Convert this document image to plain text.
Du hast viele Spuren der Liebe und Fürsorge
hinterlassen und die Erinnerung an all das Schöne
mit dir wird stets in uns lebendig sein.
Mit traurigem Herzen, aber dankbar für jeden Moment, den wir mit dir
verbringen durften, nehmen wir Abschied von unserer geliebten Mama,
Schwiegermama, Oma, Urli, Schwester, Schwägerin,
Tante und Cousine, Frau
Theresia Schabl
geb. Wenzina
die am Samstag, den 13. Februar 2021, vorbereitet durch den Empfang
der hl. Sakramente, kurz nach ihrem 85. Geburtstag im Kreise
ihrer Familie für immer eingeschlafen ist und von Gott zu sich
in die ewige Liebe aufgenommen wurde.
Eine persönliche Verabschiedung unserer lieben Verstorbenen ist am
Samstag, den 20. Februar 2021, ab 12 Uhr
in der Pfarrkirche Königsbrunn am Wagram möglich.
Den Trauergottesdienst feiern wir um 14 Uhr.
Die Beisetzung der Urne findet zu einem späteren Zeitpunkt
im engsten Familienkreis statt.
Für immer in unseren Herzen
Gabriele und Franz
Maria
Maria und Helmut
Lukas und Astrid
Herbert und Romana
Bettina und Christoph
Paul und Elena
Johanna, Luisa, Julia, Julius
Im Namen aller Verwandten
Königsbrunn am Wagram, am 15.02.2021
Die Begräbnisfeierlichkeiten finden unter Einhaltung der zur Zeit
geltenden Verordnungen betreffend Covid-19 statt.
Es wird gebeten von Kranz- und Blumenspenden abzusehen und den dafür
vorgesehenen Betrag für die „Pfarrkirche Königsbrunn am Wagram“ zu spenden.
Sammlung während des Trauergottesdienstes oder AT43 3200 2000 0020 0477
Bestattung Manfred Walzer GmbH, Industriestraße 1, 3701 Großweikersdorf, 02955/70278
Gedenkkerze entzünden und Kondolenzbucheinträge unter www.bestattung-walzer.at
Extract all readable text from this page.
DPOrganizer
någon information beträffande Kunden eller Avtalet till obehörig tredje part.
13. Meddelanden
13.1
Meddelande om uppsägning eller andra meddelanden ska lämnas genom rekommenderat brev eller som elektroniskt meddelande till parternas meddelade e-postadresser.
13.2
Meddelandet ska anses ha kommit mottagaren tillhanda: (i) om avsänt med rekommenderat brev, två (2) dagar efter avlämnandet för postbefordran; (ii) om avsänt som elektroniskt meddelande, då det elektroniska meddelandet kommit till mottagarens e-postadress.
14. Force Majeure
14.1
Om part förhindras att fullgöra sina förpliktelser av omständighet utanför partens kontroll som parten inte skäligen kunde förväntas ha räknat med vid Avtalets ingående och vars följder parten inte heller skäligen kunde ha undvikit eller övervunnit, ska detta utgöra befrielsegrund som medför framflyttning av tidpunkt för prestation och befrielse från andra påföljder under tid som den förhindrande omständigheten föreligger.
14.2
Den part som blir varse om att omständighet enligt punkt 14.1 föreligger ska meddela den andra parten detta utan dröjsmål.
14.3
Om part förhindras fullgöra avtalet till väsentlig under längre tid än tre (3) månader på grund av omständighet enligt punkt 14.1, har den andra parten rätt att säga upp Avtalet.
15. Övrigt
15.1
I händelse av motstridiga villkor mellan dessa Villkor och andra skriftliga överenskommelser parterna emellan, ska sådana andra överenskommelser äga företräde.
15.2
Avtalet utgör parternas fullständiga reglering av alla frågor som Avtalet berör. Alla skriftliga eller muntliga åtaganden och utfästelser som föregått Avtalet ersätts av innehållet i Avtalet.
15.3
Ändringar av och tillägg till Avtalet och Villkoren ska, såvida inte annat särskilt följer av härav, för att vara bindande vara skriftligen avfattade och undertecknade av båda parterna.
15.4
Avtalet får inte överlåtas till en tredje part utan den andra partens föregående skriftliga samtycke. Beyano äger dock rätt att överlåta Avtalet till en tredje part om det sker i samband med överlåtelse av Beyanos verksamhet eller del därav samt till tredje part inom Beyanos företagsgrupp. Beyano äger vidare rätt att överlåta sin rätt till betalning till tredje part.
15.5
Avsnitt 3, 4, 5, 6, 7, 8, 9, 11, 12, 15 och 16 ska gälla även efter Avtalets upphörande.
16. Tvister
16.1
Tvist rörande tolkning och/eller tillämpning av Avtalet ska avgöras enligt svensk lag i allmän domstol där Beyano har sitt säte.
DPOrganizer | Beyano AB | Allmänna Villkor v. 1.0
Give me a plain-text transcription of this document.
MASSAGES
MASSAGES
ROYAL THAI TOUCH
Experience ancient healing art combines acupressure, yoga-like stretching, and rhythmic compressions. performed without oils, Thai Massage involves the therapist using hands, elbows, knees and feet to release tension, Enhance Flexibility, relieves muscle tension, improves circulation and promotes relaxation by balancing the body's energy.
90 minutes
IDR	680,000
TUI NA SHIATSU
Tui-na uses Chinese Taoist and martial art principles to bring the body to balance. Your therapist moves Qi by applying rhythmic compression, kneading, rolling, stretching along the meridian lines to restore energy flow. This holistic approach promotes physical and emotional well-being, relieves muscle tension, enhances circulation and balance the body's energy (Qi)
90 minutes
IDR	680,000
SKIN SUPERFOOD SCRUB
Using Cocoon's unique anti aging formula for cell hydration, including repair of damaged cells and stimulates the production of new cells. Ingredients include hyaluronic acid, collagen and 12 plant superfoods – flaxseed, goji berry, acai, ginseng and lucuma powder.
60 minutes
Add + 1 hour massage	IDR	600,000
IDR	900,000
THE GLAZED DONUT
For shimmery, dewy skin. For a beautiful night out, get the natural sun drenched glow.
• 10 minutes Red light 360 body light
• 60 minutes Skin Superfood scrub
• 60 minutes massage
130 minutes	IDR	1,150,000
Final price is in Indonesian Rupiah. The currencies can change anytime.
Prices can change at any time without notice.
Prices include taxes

• Task directions: Output every record verbatim.

• Answer to this exercise:
Convert this document image to plain text.
Du hast viele Spuren der Liebe und Fürsorge
hinterlassen und die Erinnerung an all das Schöne
mit dir wird stets in uns lebendig sein.
Mit traurigem Herzen, aber dankbar für jeden Moment, den wir mit dir
verbringen durften, nehmen wir Abschied von unserer geliebten Mama,
Schwiegermama, Oma, Urli, Schwester, Schwägerin,
Tante und Cousine, Frau
Theresia Schabl
geb. Wenzina
die am Samstag, den 13. Februar 2021, vorbereitet durch den Empfang
der hl. Sakramente, kurz nach ihrem 85. Geburtstag im Kreise
ihrer Familie für immer eingeschlafen ist und von Gott zu sich
in die ewige Liebe aufgenommen wurde.
Eine persönliche Verabschiedung unserer lieben Verstorbenen ist am
Samstag, den 20. Februar 2021, ab 12 Uhr
in der Pfarrkirche Königsbrunn am Wagram möglich.
Den Trauergottesdienst feiern wir um 14 Uhr.
Die Beisetzung der Urne findet zu einem späteren Zeitpunkt
im engsten Familienkreis statt.
Für immer in unseren Herzen
Gabriele und Franz
Maria
Maria und Helmut
Lukas und Astrid
Herbert und Romana
Bettina und Christoph
Paul und Elena
Johanna, Luisa, Julia, Julius
Im Namen aller Verwandten
Königsbrunn am Wagram, am 15.02.2021
Die Begräbnisfeierlichkeiten finden unter Einhaltung der zur Zeit
geltenden Verordnungen betreffend Covid-19 statt.
Es wird gebeten von Kranz- und Blumenspenden abzusehen und den dafür
vorgesehenen Betrag für die „Pfarrkirche Königsbrunn am Wagram“ zu spenden.
Sammlung während des Trauergottesdienstes oder AT43 3200 2000 0020 0477
Bestattung Manfred Walzer GmbH, Industriestraße 1, 3701 Großweikersdorf, 02955/70278
Gedenkkerze entzünden und Kondolenzbucheinträge unter www.bestattung-walzer.at
Extract all readable text from this page.
DPOrganizer
någon information beträffande Kunden eller Avtalet till obehörig tredje part.
13. Meddelanden
13.1
Meddelande om uppsägning eller andra meddelanden ska lämnas genom rekommenderat brev eller som elektroniskt meddelande till parternas meddelade e-postadresser.
13.2
Meddelandet ska anses ha kommit mottagaren tillhanda: (i) om avsänt med rekommenderat brev, två (2) dagar efter avlämnandet för postbefordran; (ii) om avsänt som elektroniskt meddelande, då det elektroniska meddelandet kommit till mottagarens e-postadress.
14. Force Majeure
14.1
Om part förhindras att fullgöra sina förpliktelser av omständighet utanför partens kontroll som parten inte skäligen kunde förväntas ha räknat med vid Avtalets ingående och vars följder parten inte heller skäligen kunde ha undvikit eller övervunnit, ska detta utgöra befrielsegrund som medför framflyttning av tidpunkt för prestation och befrielse från andra påföljder under tid som den förhindrande omständigheten föreligger.
14.2
Den part som blir varse om att omständighet enligt punkt 14.1 föreligger ska meddela den andra parten detta utan dröjsmål.
14.3
Om part förhindras fullgöra avtalet till väsentlig under längre tid än tre (3) månader på grund av omständighet enligt punkt 14.1, har den andra parten rätt att säga upp Avtalet.
15. Övrigt
15.1
I händelse av motstridiga villkor mellan dessa Villkor och andra skriftliga överenskommelser parterna emellan, ska sådana andra överenskommelser äga företräde.
15.2
Avtalet utgör parternas fullständiga reglering av alla frågor som Avtalet berör. Alla skriftliga eller muntliga åtaganden och utfästelser som föregått Avtalet ersätts av innehållet i Avtalet.
15.3
Ändringar av och tillägg till Avtalet och Villkoren ska, såvida inte annat särskilt följer av härav, för att vara bindande vara skriftligen avfattade och undertecknade av båda parterna.
15.4
Avtalet får inte överlåtas till en tredje part utan den andra partens föregående skriftliga samtycke. Beyano äger dock rätt att överlåta Avtalet till en tredje part om det sker i samband med överlåtelse av Beyanos verksamhet eller del därav samt till tredje part inom Beyanos företagsgrupp. Beyano äger vidare rätt att överlåta sin rätt till betalning till tredje part.
15.5
Avsnitt 3, 4, 5, 6, 7, 8, 9, 11, 12, 15 och 16 ska gälla även efter Avtalets upphörande.
16. Tvister
16.1
Tvist rörande tolkning och/eller tillämpning av Avtalet ska avgöras enligt svensk lag i allmän domstol där Beyano har sitt säte.
DPOrganizer | Beyano AB | Allmänna Villkor v. 1.0
Give me a plain-text transcription of this document.
MASSAGES
MASSAGES
ROYAL THAI TOUCH
Experience ancient healing art combines acupressure, yoga-like stretching, and rhythmic compressions. performed without oils, Thai Massage involves the therapist using hands, elbows, knees and feet to release tension, Enhance Flexibility, relieves muscle tension, improves circulation and promotes relaxation by balancing the body's energy.
90 minutes
IDR	680,000
TUI NA SHIATSU
Tui-na uses Chinese Taoist and martial art principles to bring the body to balance. Your therapist moves Qi by applying rhythmic compression, kneading, rolling, stretching along the meridian lines to restore energy flow. This holistic approach promotes physical and emotional well-being, relieves muscle tension, enhances circulation and balance the body's energy (Qi)
90 minutes
IDR	680,000
SKIN SUPERFOOD SCRUB
Using Cocoon's unique anti aging formula for cell hydration, including repair of damaged cells and stimulates the production of new cells. Ingredients include hyaluronic acid, collagen and 12 plant superfoods – flaxseed, goji berry, acai, ginseng and lucuma powder.
60 minutes
Add + 1 hour massage	IDR	600,000
IDR	900,000
THE GLAZED DONUT
For shimmery, dewy skin. For a beautiful night out, get the natural sun drenched glow.
• 10 minutes Red light 360 body light
• 60 minutes Skin Superfood scrub
• 60 minutes massage
130 minutes	IDR	1,150,000
Final price is in Indonesian Rupiah. The currencies can change anytime.
Prices can change at any time without notice.
Prices include taxes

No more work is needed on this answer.